** Start **

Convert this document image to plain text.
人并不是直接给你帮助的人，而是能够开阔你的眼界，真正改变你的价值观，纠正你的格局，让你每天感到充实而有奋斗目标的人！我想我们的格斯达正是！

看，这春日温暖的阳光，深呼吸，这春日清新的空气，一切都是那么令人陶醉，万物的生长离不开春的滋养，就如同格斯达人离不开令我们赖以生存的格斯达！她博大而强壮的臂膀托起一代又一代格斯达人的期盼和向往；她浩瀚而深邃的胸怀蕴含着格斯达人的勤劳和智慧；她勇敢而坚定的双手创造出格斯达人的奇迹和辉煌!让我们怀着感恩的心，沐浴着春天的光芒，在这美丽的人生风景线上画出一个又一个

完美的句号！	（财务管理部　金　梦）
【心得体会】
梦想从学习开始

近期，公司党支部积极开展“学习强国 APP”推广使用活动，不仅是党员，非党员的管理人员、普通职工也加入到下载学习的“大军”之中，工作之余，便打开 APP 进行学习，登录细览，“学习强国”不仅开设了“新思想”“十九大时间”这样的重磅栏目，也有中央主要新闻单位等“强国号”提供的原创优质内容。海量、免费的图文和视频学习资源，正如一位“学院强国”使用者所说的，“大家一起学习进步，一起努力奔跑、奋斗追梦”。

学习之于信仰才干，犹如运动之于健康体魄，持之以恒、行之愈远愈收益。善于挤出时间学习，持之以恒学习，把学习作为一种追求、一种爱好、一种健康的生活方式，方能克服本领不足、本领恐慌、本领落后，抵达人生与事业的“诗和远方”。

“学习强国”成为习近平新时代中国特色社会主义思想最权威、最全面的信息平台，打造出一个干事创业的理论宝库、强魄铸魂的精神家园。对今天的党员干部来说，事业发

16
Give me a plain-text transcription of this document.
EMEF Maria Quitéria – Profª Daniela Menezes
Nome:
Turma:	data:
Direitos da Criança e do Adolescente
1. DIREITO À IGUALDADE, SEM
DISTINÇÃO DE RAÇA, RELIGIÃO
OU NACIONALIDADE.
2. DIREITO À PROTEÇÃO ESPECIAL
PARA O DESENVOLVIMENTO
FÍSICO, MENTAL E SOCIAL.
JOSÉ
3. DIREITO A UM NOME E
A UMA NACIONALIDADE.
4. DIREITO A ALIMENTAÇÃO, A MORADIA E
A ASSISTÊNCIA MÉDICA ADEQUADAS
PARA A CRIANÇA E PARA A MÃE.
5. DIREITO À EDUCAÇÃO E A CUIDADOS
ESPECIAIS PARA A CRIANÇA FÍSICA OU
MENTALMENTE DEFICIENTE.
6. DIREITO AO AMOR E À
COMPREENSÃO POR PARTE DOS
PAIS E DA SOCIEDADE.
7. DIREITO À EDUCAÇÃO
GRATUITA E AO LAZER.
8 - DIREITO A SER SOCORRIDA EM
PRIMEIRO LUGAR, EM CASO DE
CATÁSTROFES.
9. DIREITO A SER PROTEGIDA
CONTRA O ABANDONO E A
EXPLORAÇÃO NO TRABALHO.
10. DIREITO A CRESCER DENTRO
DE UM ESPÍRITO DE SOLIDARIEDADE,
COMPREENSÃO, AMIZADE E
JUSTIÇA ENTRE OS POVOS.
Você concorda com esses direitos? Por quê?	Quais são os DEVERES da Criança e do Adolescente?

** End **

Written task —
Return the line that contains "Give me a plain-text" along with every line after it through the end of the entries, exactly, adding nothing.

Result below —
Give me a plain-text transcription of this document.
EMEF Maria Quitéria – Profª Daniela Menezes
Nome:
Turma:	data:
Direitos da Criança e do Adolescente
1. DIREITO À IGUALDADE, SEM
DISTINÇÃO DE RAÇA, RELIGIÃO
OU NACIONALIDADE.
2. DIREITO À PROTEÇÃO ESPECIAL
PARA O DESENVOLVIMENTO
FÍSICO, MENTAL E SOCIAL.
JOSÉ
3. DIREITO A UM NOME E
A UMA NACIONALIDADE.
4. DIREITO A ALIMENTAÇÃO, A MORADIA E
A ASSISTÊNCIA MÉDICA ADEQUADAS
PARA A CRIANÇA E PARA A MÃE.
5. DIREITO À EDUCAÇÃO E A CUIDADOS
ESPECIAIS PARA A CRIANÇA FÍSICA OU
MENTALMENTE DEFICIENTE.
6. DIREITO AO AMOR E À
COMPREENSÃO POR PARTE DOS
PAIS E DA SOCIEDADE.
7. DIREITO À EDUCAÇÃO
GRATUITA E AO LAZER.
8 - DIREITO A SER SOCORRIDA EM
PRIMEIRO LUGAR, EM CASO DE
CATÁSTROFES.
9. DIREITO A SER PROTEGIDA
CONTRA O ABANDONO E A
EXPLORAÇÃO NO TRABALHO.
10. DIREITO A CRESCER DENTRO
DE UM ESPÍRITO DE SOLIDARIEDADE,
COMPREENSÃO, AMIZADE E
JUSTIÇA ENTRE OS POVOS.
Você concorda com esses direitos? Por quê?	Quais são os DEVERES da Criança e do Adolescente?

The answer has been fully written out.